___ EXERCISE TEXT ___
AWS Lambda's Init phase has a tight budget — well under 10 s on nodejs24.x, ideally sub-second when synchronous HTTP traffic flows through API Gateway. The Telo runtime stays inside this budget by default, but a few moves are worth knowing when your handlers do real work.

Init vs. invoke

At cold start, Telo runs every resource's init() before the Lambda accepts its first event. The Lambda kinds (Function, HttpApi, Sqs, Direct) all init in pure preparation mode — no I/O, no network, no expensive work.

Heavy work belongs in two places:

  • Per-invocation (each call): connection acquisition from a pool, model inference, downstream HTTP requests. These happen inside your handler — Telo doesn't dictate their cost.
  • Per-cold-start, lazy: warm caches, model loads, schema compilation. Push these behind x-telo-scope so they instantiate on first invocation rather than at Init.

Defer slow init with x-telo-scope

When a heavy resource sits behind x-telo-scope, the kernel doesn't initialise it during boot() — it waits until the first request that needs it. The first request pays the cost; subsequent requests reuse the warm instance (which stays around as long as the AWS execution environment does).

This shifts the cost from Init (under AWS's hard cap) to the first invocation (capped only by your user-facing timeout). For a 2 GB ML model load, this is the difference between a Lambda that's runnable and one that times out at startup.

See Resource Lifecycle: Scopes for the full pattern.

What telo install does

telo install ./telo.yaml populates two sibling trees under <manifest-dir>/.telo/:

  • .telo/npm/ — every transitive npm dependency the manifest needs.
___ RECORDS ___
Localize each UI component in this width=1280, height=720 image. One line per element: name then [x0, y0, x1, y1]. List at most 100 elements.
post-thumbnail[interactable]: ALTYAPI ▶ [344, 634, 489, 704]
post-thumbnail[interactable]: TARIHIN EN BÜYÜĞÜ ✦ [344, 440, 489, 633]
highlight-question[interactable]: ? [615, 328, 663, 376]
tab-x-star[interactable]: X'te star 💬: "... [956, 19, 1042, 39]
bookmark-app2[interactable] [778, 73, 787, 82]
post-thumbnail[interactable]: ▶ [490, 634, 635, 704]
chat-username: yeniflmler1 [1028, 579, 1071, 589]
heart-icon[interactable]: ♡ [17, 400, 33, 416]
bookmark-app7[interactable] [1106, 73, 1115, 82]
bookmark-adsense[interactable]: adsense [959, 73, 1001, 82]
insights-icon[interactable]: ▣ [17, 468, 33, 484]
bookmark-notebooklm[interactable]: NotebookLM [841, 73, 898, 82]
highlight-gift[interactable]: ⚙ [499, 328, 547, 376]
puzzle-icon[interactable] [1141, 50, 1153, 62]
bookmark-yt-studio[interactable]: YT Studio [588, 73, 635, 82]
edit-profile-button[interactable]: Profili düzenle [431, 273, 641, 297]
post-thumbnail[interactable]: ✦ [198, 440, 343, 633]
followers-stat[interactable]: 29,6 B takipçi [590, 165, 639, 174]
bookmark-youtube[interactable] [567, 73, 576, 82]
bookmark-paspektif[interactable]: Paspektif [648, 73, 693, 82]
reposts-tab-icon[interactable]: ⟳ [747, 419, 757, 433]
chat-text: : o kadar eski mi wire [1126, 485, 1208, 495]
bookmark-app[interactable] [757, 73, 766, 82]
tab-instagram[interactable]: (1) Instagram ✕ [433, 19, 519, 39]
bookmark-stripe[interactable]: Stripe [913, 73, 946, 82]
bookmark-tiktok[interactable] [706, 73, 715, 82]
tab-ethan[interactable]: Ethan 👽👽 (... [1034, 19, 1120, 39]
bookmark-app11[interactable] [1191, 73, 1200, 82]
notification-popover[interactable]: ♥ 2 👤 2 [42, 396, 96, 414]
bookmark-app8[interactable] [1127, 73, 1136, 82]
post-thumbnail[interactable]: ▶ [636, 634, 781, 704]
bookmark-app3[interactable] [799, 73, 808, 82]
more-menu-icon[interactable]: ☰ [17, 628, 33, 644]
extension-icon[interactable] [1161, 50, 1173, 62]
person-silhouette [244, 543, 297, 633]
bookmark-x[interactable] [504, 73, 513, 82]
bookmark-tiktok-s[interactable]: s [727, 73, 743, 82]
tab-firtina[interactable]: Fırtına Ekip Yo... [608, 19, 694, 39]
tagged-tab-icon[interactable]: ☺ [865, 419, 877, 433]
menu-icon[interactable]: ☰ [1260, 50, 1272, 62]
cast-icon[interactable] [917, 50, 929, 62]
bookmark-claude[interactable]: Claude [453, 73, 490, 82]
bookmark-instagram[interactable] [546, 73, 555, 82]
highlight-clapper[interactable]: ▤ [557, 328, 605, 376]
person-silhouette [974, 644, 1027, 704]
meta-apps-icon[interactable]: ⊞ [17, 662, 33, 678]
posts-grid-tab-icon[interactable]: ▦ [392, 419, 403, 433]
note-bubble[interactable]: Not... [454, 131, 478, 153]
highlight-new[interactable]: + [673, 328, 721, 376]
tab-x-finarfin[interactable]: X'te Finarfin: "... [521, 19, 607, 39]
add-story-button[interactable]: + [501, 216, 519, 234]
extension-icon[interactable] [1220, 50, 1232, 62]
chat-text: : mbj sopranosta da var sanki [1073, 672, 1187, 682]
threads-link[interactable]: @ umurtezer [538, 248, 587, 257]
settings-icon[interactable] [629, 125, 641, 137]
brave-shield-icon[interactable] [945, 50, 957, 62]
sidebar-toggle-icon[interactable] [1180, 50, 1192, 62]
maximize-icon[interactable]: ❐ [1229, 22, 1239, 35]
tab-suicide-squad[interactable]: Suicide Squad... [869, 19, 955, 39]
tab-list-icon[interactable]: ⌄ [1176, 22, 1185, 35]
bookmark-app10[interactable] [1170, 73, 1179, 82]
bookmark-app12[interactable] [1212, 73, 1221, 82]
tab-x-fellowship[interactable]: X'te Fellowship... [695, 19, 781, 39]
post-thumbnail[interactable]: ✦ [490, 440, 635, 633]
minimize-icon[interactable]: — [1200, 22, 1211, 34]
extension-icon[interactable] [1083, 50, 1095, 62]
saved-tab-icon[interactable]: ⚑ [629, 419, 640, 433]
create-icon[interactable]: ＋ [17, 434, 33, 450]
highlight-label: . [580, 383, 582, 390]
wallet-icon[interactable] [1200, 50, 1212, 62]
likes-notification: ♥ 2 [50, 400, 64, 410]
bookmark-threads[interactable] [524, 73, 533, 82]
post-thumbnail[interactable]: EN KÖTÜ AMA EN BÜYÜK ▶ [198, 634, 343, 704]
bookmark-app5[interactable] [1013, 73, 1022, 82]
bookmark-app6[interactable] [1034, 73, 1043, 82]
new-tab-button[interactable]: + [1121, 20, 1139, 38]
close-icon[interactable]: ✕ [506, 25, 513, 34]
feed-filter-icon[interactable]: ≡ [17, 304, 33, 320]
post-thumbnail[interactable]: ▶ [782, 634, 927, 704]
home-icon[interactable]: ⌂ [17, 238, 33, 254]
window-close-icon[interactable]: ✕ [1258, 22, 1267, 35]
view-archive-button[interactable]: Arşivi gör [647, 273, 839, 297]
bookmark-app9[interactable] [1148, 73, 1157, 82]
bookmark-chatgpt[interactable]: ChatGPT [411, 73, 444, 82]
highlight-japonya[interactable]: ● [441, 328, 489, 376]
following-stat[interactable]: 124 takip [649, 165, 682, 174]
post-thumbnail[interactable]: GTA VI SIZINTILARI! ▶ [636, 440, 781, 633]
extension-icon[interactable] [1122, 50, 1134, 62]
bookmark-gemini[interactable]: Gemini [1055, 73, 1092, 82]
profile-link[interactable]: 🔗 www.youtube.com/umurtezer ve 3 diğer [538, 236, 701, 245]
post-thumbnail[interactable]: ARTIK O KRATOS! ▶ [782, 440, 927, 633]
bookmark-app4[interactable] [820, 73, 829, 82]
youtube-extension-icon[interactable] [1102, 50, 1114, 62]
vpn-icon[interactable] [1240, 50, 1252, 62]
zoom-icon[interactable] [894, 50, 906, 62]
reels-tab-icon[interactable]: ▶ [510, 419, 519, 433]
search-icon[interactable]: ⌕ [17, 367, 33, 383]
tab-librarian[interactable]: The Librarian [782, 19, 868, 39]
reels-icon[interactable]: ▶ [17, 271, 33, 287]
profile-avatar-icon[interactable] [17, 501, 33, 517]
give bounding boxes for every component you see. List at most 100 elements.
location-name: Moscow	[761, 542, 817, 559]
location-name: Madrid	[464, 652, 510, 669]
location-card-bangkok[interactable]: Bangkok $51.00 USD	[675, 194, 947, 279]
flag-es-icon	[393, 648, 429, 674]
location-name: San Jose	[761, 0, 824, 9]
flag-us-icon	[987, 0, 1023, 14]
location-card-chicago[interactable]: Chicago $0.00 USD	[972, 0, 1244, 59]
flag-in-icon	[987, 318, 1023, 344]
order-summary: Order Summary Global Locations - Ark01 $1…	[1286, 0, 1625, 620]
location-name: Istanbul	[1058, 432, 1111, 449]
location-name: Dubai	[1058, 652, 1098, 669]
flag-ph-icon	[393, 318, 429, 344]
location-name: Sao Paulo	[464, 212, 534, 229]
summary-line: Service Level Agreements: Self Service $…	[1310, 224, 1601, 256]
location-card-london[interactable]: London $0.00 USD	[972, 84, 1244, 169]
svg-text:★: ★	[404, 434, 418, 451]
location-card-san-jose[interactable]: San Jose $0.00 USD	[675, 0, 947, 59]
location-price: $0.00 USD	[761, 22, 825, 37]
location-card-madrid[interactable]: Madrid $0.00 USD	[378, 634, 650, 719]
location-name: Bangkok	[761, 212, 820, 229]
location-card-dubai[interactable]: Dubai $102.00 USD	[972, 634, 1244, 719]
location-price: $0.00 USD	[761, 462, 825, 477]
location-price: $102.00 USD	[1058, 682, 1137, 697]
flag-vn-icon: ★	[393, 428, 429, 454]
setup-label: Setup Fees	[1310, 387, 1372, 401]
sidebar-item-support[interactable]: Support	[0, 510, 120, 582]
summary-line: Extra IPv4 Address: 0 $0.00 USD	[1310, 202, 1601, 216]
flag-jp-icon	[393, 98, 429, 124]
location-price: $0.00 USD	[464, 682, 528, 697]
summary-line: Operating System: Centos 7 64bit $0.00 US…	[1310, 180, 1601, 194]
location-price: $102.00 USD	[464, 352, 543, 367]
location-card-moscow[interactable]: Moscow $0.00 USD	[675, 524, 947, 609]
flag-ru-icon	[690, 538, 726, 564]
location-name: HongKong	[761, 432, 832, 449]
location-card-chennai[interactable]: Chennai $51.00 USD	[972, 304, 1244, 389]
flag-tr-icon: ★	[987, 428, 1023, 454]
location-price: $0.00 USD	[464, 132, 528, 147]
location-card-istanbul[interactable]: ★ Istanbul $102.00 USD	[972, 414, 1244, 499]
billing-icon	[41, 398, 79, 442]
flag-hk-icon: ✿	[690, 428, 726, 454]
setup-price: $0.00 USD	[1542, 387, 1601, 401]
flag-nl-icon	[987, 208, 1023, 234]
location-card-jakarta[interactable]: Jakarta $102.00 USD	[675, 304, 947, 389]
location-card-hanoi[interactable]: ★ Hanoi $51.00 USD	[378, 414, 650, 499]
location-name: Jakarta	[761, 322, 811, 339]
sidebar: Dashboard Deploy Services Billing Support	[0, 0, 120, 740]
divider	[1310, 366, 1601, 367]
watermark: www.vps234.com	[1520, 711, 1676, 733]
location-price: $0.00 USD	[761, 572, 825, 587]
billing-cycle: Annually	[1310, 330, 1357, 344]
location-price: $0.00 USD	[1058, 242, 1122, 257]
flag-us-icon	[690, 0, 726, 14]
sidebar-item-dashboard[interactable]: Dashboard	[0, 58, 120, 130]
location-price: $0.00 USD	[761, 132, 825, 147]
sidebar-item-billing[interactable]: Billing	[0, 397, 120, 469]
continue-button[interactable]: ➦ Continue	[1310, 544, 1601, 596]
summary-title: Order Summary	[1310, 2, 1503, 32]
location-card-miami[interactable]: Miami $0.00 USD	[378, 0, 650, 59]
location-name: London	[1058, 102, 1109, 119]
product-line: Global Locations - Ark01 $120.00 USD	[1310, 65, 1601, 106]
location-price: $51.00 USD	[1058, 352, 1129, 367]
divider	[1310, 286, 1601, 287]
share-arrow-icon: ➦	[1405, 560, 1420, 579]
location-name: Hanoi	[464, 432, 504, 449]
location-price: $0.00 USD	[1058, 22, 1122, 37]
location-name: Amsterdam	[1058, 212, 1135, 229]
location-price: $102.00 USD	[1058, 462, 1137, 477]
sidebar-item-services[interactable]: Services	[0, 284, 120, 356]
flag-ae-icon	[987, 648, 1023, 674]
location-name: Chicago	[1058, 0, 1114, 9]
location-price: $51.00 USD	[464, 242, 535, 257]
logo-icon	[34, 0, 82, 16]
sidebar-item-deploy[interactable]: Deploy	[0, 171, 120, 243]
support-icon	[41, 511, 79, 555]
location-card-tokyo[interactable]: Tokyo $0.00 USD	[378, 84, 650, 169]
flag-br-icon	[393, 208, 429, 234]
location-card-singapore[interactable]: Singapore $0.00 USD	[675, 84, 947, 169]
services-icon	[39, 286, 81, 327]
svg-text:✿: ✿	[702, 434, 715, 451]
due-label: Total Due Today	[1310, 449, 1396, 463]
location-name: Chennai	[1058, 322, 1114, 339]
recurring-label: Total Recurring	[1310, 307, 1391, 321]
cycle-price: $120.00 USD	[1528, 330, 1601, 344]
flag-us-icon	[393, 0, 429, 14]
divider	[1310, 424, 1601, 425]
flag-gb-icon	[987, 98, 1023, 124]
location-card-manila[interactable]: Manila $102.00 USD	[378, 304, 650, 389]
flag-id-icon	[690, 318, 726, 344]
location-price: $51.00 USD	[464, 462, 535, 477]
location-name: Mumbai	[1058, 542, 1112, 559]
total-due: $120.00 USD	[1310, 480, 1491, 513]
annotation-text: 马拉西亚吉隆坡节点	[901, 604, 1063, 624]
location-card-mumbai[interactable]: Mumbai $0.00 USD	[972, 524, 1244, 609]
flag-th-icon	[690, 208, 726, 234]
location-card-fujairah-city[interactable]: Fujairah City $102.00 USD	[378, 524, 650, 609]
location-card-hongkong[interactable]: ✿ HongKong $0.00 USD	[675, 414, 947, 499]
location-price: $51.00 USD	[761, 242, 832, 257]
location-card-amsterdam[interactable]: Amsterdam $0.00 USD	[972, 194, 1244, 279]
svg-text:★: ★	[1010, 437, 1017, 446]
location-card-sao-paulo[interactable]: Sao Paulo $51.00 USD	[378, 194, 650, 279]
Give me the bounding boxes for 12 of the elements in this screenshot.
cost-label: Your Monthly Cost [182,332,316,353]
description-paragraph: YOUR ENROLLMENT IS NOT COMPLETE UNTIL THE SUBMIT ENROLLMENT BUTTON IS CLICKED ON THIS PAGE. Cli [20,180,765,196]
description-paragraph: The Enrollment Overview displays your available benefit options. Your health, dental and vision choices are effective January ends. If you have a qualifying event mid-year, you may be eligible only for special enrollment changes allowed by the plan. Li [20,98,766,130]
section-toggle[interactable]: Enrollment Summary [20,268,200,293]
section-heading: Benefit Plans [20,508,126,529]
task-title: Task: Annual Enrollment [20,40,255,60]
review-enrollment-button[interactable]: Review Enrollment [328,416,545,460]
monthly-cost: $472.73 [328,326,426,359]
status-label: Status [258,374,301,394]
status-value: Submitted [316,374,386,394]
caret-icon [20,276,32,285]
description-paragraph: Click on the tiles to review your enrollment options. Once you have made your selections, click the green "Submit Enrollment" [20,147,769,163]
___
- _THE TASK_
Print the part of the Lambda cold-start text that begins with the words "AWS Lambda's Init" and ends after the words "than at Init.".

- _PROBLEM SOLUTION_
AWS Lambda's Init phase has a tight budget — well under 10 s on nodejs24.x, ideally sub-second when synchronous HTTP traffic flows through API Gateway. The Telo runtime stays inside this budget by default, but a few moves are worth knowing when your handlers do real work.

Init vs. invoke

At cold start, Telo runs every resource's init() before the Lambda accepts its first event. The Lambda kinds (Function, HttpApi, Sqs, Direct) all init in pure preparation mode — no I/O, no network, no expensive work.

Heavy work belongs in two places:

  • Per-invocation (each call): connection acquisition from a pool, model inference, downstream HTTP requests. These happen inside your handler — Telo doesn't dictate their cost.
  • Per-cold-start, lazy: warm caches, model loads, schema compilation. Push these behind x-telo-scope so they instantiate on first invocation rather than at Init.